§ **Your task**
Do not carry the pictures over; copy every other part of the entries exactly.

── Record excerpts ──

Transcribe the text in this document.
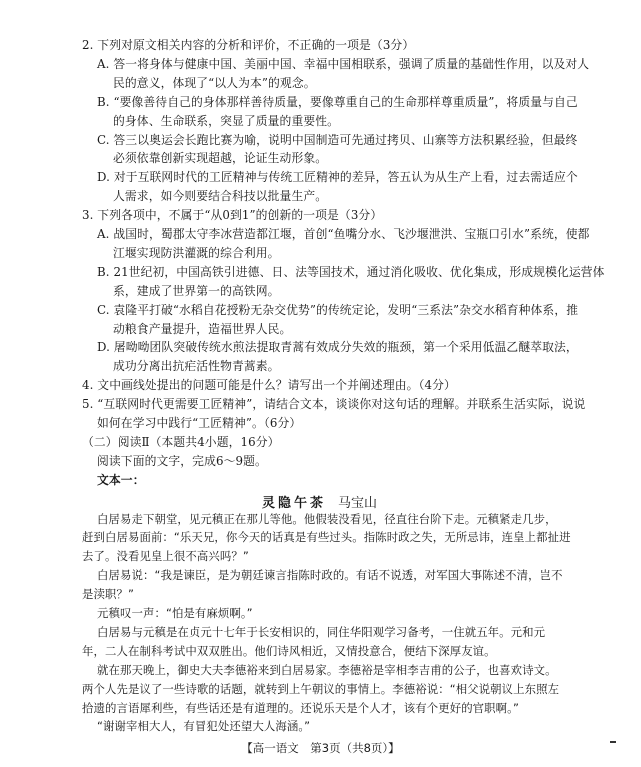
2. 下列对原文相关内容的分析和评价，不正确的一项是（3分）
A. 答一将身体与健康中国、美丽中国、幸福中国相联系，强调了质量的基础性作用，以及对人
民的意义，体现了“以人为本”的观念。
B. “要像善待自己的身体那样善待质量，要像尊重自己的生命那样尊重质量”，将质量与自己
的身体、生命联系，突显了质量的重要性。
C. 答三以奥运会长跑比赛为喻，说明中国制造可先通过拷贝、山寨等方法积累经验，但最终
必须依靠创新实现超越，论证生动形象。
D. 对于互联网时代的工匠精神与传统工匠精神的差异，答五认为从生产上看，过去需适应个
人需求，如今则要结合科技以批量生产。
3. 下列各项中，不属于“从0到1”的创新的一项是（3分）
A. 战国时，蜀郡太守李冰营造都江堰，首创“鱼嘴分水、飞沙堰泄洪、宝瓶口引水”系统，使都
江堰实现防洪灌溉的综合利用。
B. 21世纪初，中国高铁引进德、日、法等国技术，通过消化吸收、优化集成，形成规模化运营体
系，建成了世界第一的高铁网。
C. 袁隆平打破“水稻自花授粉无杂交优势”的传统定论，发明“三系法”杂交水稻育种体系，推
动粮食产量提升，造福世界人民。
D. 屠呦呦团队突破传统水煎法提取青蒿有效成分失效的瓶颈，第一个采用低温乙醚萃取法，
成功分离出抗疟活性物青蒿素。
4. 文中画线处提出的问题可能是什么？请写出一个并阐述理由。（4分）
5. “互联网时代更需要工匠精神”，请结合文本，谈谈你对这句话的理解。并联系生活实际，说说
如何在学习中践行“工匠精神”。（6分）
（二）阅读Ⅱ（本题共4小题，16分）
阅读下面的文字，完成6～9题。
文本一：
灵隐午茶 马宝山
白居易走下朝堂，见元稹正在那儿等他。他假装没看见，径直往台阶下走。元稹紧走几步，
赶到白居易面前：“乐天兄，你今天的话真是有些过头。指陈时政之失，无所忌讳，连皇上都扯进
去了。没看见皇上很不高兴吗？”
白居易说：“我是谏臣，是为朝廷谏言指陈时政的。有话不说透，对军国大事陈述不清，岂不
是渎职？”
元稹叹一声：“怕是有麻烦啊。”
白居易与元稹是在贞元十七年于长安相识的，同住华阳观学习备考，一住就五年。元和元
年，二人在制科考试中双双胜出。他们诗风相近，又情投意合，便结下深厚友谊。
就在那天晚上，御史大夫李德裕来到白居易家。李德裕是宰相李吉甫的公子，也喜欢诗文。
两个人先是议了一些诗歌的话题，就转到上午朝议的事情上。李德裕说：“相父说朝议上东照左
拾遗的言语犀利些，有些话还是有道理的。还说乐天是个人才，该有个更好的官职啊。”
“谢谢宰相大人，有冒犯处还望大人海涵。”
【高一语文　第3页（共8页）】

───

§ **Task answer**
Transcribe the text in this document.
2. 下列对原文相关内容的分析和评价，不正确的一项是（3分）
A. 答一将身体与健康中国、美丽中国、幸福中国相联系，强调了质量的基础性作用，以及对人
民的意义，体现了“以人为本”的观念。
B. “要像善待自己的身体那样善待质量，要像尊重自己的生命那样尊重质量”，将质量与自己
的身体、生命联系，突显了质量的重要性。
C. 答三以奥运会长跑比赛为喻，说明中国制造可先通过拷贝、山寨等方法积累经验，但最终
必须依靠创新实现超越，论证生动形象。
D. 对于互联网时代的工匠精神与传统工匠精神的差异，答五认为从生产上看，过去需适应个
人需求，如今则要结合科技以批量生产。
3. 下列各项中，不属于“从0到1”的创新的一项是（3分）
A. 战国时，蜀郡太守李冰营造都江堰，首创“鱼嘴分水、飞沙堰泄洪、宝瓶口引水”系统，使都
江堰实现防洪灌溉的综合利用。
B. 21世纪初，中国高铁引进德、日、法等国技术，通过消化吸收、优化集成，形成规模化运营体
系，建成了世界第一的高铁网。
C. 袁隆平打破“水稻自花授粉无杂交优势”的传统定论，发明“三系法”杂交水稻育种体系，推
动粮食产量提升，造福世界人民。
D. 屠呦呦团队突破传统水煎法提取青蒿有效成分失效的瓶颈，第一个采用低温乙醚萃取法，
成功分离出抗疟活性物青蒿素。
4. 文中画线处提出的问题可能是什么？请写出一个并阐述理由。（4分）
5. “互联网时代更需要工匠精神”，请结合文本，谈谈你对这句话的理解。并联系生活实际，说说
如何在学习中践行“工匠精神”。（6分）
（二）阅读Ⅱ（本题共4小题，16分）
阅读下面的文字，完成6～9题。
文本一：
灵隐午茶 马宝山
白居易走下朝堂，见元稹正在那儿等他。他假装没看见，径直往台阶下走。元稹紧走几步，
赶到白居易面前：“乐天兄，你今天的话真是有些过头。指陈时政之失，无所忌讳，连皇上都扯进
去了。没看见皇上很不高兴吗？”
白居易说：“我是谏臣，是为朝廷谏言指陈时政的。有话不说透，对军国大事陈述不清，岂不
是渎职？”
元稹叹一声：“怕是有麻烦啊。”
白居易与元稹是在贞元十七年于长安相识的，同住华阳观学习备考，一住就五年。元和元
年，二人在制科考试中双双胜出。他们诗风相近，又情投意合，便结下深厚友谊。
就在那天晚上，御史大夫李德裕来到白居易家。李德裕是宰相李吉甫的公子，也喜欢诗文。
两个人先是议了一些诗歌的话题，就转到上午朝议的事情上。李德裕说：“相父说朝议上东照左
拾遗的言语犀利些，有些话还是有道理的。还说乐天是个人才，该有个更好的官职啊。”
“谢谢宰相大人，有冒犯处还望大人海涵。”
【高一语文　第3页（共8页）】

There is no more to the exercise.